[BEGIN Exercise inputs]

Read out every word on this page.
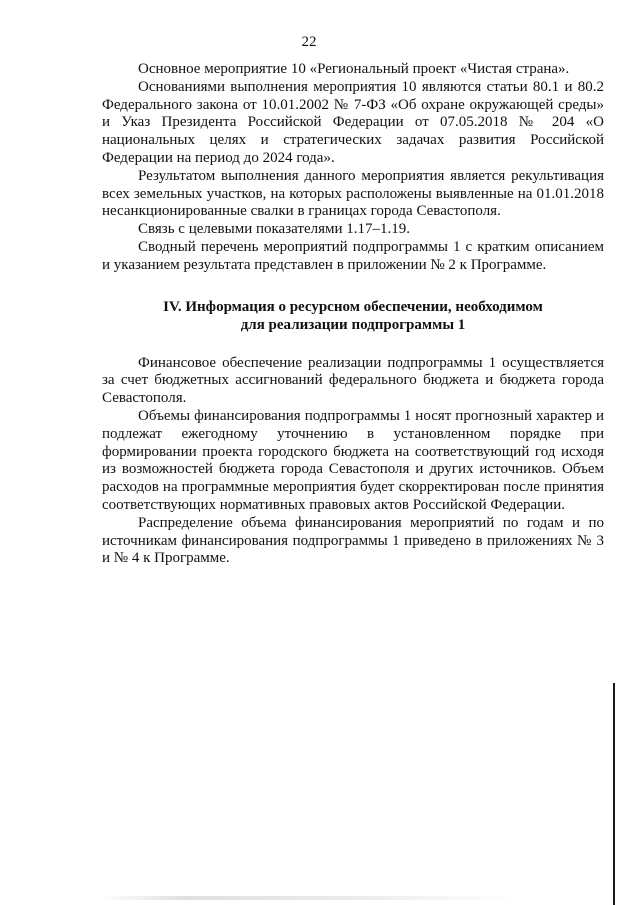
22

Основное мероприятие 10 «Региональный проект «Чистая страна».

Основаниями выполнения мероприятия 10 являются статьи 80.1 и 80.2 Федерального закона от 10.01.2002 № 7-ФЗ «Об охране окружающей среды» и Указ Президента Российской Федерации от 07.05.2018 № 204 «О национальных целях и стратегических задачах развития Российской Федерации на период до 2024 года».

Результатом выполнения данного мероприятия является рекультивация всех земельных участков, на которых расположены выявленные на 01.01.2018 несанкционированные свалки в границах города Севастополя.

Связь с целевыми показателями 1.17–1.19.

Сводный перечень мероприятий подпрограммы 1 с кратким описанием и указанием результата представлен в приложении № 2 к Программе.

IV. Информация о ресурсном обеспечении, необходимом
для реализации подпрограммы 1

Финансовое обеспечение реализации подпрограммы 1 осуществляется за счет бюджетных ассигнований федерального бюджета и бюджета города Севастополя.

Объемы финансирования подпрограммы 1 носят прогнозный характер и подлежат ежегодному уточнению в установленном порядке при формировании проекта городского бюджета на соответствующий год исходя из возможностей бюджета города Севастополя и других источников. Объем расходов на программные мероприятия будет скорректирован после принятия соответствующих нормативных правовых актов Российской Федерации.

Распределение объема финансирования мероприятий по годам и по источникам финансирования подпрограммы 1 приведено в приложениях № 3 и № 4 к Программе.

[END Exercise inputs]

## Your task
Make an exact copy of the whole listing, but don't bring over any pictures.

## Exercise result
Read out every word on this page.
22

Основное мероприятие 10 «Региональный проект «Чистая страна».

Основаниями выполнения мероприятия 10 являются статьи 80.1 и 80.2 Федерального закона от 10.01.2002 № 7-ФЗ «Об охране окружающей среды» и Указ Президента Российской Федерации от 07.05.2018 № 204 «О национальных целях и стратегических задачах развития Российской Федерации на период до 2024 года».

Результатом выполнения данного мероприятия является рекультивация всех земельных участков, на которых расположены выявленные на 01.01.2018 несанкционированные свалки в границах города Севастополя.

Связь с целевыми показателями 1.17–1.19.

Сводный перечень мероприятий подпрограммы 1 с кратким описанием и указанием результата представлен в приложении № 2 к Программе.

IV. Информация о ресурсном обеспечении, необходимом
для реализации подпрограммы 1

Финансовое обеспечение реализации подпрограммы 1 осуществляется за счет бюджетных ассигнований федерального бюджета и бюджета города Севастополя.

Объемы финансирования подпрограммы 1 носят прогнозный характер и подлежат ежегодному уточнению в установленном порядке при формировании проекта городского бюджета на соответствующий год исходя из возможностей бюджета города Севастополя и других источников. Объем расходов на программные мероприятия будет скорректирован после принятия соответствующих нормативных правовых актов Российской Федерации.

Распределение объема финансирования мероприятий по годам и по источникам финансирования подпрограммы 1 приведено в приложениях № 3 и № 4 к Программе.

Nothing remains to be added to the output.